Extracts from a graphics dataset
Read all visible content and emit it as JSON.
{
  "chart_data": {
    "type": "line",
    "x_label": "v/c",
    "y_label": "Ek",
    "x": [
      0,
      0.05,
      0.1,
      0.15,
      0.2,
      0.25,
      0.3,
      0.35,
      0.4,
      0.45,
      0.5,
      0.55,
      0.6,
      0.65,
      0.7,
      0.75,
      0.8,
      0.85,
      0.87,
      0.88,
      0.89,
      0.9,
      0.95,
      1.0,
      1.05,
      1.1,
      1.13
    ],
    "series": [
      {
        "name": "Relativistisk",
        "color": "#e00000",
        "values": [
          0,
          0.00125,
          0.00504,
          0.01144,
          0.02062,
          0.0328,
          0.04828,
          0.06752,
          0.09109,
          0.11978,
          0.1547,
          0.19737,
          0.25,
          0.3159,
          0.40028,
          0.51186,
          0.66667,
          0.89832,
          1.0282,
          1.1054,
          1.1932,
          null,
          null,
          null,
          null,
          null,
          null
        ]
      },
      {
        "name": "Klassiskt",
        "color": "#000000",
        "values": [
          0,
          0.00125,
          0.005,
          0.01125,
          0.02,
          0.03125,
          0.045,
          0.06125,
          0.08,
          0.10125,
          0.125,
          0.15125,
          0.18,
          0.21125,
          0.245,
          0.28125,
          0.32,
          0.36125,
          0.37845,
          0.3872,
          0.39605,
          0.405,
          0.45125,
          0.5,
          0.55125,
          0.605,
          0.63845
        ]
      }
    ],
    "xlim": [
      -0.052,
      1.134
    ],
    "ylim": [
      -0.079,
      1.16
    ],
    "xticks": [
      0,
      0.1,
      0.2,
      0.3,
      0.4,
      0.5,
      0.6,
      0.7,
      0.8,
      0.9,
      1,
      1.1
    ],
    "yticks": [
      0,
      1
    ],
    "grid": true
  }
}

- EXERCISE INSTRUCTIONS:
Exactly reproduce all of the entries.

- TASK OUTPUT:
Read all visible content and emit it as JSON.
{
  "chart_data": {
    "type": "line",
    "x_label": "v/c",
    "y_label": "Ek",
    "x": [
      0,
      0.05,
      0.1,
      0.15,
      0.2,
      0.25,
      0.3,
      0.35,
      0.4,
      0.45,
      0.5,
      0.55,
      0.6,
      0.65,
      0.7,
      0.75,
      0.8,
      0.85,
      0.87,
      0.88,
      0.89,
      0.9,
      0.95,
      1.0,
      1.05,
      1.1,
      1.13
    ],
    "series": [
      {
        "name": "Relativistisk",
        "color": "#e00000",
        "values": [
          0,
          0.00125,
          0.00504,
          0.01144,
          0.02062,
          0.0328,
          0.04828,
          0.06752,
          0.09109,
          0.11978,
          0.1547,
          0.19737,
          0.25,
          0.3159,
          0.40028,
          0.51186,
          0.66667,
          0.89832,
          1.0282,
          1.1054,
          1.1932,
          null,
          null,
          null,
          null,
          null,
          null
        ]
      },
      {
        "name": "Klassiskt",
        "color": "#000000",
        "values": [
          0,
          0.00125,
          0.005,
          0.01125,
          0.02,
          0.03125,
          0.045,
          0.06125,
          0.08,
          0.10125,
          0.125,
          0.15125,
          0.18,
          0.21125,
          0.245,
          0.28125,
          0.32,
          0.36125,
          0.37845,
          0.3872,
          0.39605,
          0.405,
          0.45125,
          0.5,
          0.55125,
          0.605,
          0.63845
        ]
      }
    ],
    "xlim": [
      -0.052,
      1.134
    ],
    "ylim": [
      -0.079,
      1.16
    ],
    "xticks": [
      0,
      0.1,
      0.2,
      0.3,
      0.4,
      0.5,
      0.6,
      0.7,
      0.8,
      0.9,
      1,
      1.1
    ],
    "yticks": [
      0,
      1
    ],
    "grid": true
  }
}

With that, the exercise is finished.